### SOURCE PASSAGE
>>

To scale your artwork by using the Scale tool, just follow these steps:

  1. Select your artwork using the regular Selection tool.

  2. Choose the Scale tool.

    The Scale tool icon is supposed to look like a small box being resized into a bigger box. Really. (Call it artistic license.)

  3. Click at the corner of the artwork and drag.

    By default, the Scale tool scales from the center of the selection. When you drag, a hairline preview of your artwork appears, indicating the size and shape that your graphic will be after you release the mouse.

    Drag away from the graphic to enlarge it; drag toward the center of the graphic to shrink it.

  4. Release the mouse button when the art is the size you want.

    The artwork scales to that size.

Tip?

All you accuracy addicts out there (you know who you are) can double-click the Scale tool in the Toolbox to indulge your habit: The Scale dialog box appears and offers a nice blank space in which you can type an exact scale percentage. (Some folks just have a hankering to know what an object looks like at 183 percent or 0.5597 percent of its current size.) You can also access this dialog box by choosing Object→Transform and choosing your desired transformation.

<<

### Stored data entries
>>

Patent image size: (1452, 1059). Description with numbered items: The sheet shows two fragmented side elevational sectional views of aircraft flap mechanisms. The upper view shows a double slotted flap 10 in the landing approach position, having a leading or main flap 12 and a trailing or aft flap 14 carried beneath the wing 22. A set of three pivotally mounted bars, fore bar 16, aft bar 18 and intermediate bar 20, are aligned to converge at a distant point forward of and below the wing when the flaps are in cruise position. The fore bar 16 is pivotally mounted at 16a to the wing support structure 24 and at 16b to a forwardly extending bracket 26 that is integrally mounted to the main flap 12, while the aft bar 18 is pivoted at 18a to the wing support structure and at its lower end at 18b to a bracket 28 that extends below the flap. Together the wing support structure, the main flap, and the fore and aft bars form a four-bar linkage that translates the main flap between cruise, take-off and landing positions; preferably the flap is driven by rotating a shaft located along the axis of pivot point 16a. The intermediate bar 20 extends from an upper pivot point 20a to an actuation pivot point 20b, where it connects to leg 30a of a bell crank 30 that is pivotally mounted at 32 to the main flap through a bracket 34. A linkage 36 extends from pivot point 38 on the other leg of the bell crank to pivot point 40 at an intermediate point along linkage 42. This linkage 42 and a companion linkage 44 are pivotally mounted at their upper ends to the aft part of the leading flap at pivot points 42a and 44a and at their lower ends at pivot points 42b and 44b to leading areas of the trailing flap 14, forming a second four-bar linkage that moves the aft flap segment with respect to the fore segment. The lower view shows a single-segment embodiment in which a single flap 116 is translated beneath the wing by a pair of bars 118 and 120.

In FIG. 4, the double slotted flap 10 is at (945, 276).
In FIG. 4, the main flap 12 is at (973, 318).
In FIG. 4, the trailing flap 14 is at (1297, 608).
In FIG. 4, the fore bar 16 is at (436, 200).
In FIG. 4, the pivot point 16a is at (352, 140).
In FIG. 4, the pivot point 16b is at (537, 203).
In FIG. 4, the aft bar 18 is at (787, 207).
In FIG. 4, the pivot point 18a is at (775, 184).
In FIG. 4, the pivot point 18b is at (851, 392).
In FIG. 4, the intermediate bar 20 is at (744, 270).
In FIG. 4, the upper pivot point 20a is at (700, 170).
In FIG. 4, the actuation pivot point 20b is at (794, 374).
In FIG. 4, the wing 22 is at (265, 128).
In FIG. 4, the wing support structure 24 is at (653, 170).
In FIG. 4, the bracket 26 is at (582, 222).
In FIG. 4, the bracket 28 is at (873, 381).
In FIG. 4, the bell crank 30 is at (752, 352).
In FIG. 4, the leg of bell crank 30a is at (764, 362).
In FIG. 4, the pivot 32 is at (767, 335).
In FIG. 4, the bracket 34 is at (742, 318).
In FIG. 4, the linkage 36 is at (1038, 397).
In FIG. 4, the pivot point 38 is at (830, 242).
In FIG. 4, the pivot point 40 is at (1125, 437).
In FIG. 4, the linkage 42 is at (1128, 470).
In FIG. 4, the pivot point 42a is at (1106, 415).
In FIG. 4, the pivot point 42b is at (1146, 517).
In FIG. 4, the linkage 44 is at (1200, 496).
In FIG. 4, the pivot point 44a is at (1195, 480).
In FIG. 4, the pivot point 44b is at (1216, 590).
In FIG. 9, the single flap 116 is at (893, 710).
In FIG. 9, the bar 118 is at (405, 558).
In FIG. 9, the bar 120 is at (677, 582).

<<

### WORK TO DO
A. List the four numbered steps in the Scale tool passage.
B. In the Scale tool passage, from what point does the Scale tool scale artwork by default?
C. Extend the Scale tool passage from its last sentence.
These records have no connection to the passage on the Scale tool.

### TASK-BY-TASK OUTPUTS
A.
1. Select your artwork using the regular Selection tool.
2. Choose the Scale tool.
3. Click at the corner of the artwork and drag.
4. Release the mouse button when the art is the size you want.

B. It scales from the center of the selection.

C.
But wait, there’s more! You also have an option for choosing a Uniform or Non-Uniform scale change. Well, no, choosing Uniform won’t dress up the object in khakis. Instead, the object acts as if you pressed some super Shift key and ends up looking like a bigger or smaller version of the original, identically proportioned (nary a squish anywhere). A Non-Uniform scale change enables you to enter separate scale percentages for horizontal or vertical measurements. In addition to scaling objects themselves, you can also scale patterns and/or strokes and effects, if your object(s) contains any of these attributes. See Chapter 5 for more on patterns and strokes and Chapter 11 for more on effects.

Tip?

Not content with scaling from the center? The two-click method of using the Scale tool may soothe your yearning for alternatives. It enables you to move the origin point around the screen before scaling. The origin point is a place tacked to the Artboard around which the rest of the artwork scales. Normally, the origin point is in the middle of the selection, but you can put the origin point anywhere, even outside the selection! Just select the Scale tool from the Toolbox and click once before you do the click-and-drag routine to scale the object. Illustrator resets the origin point to the location where you single-clicked.

Tip?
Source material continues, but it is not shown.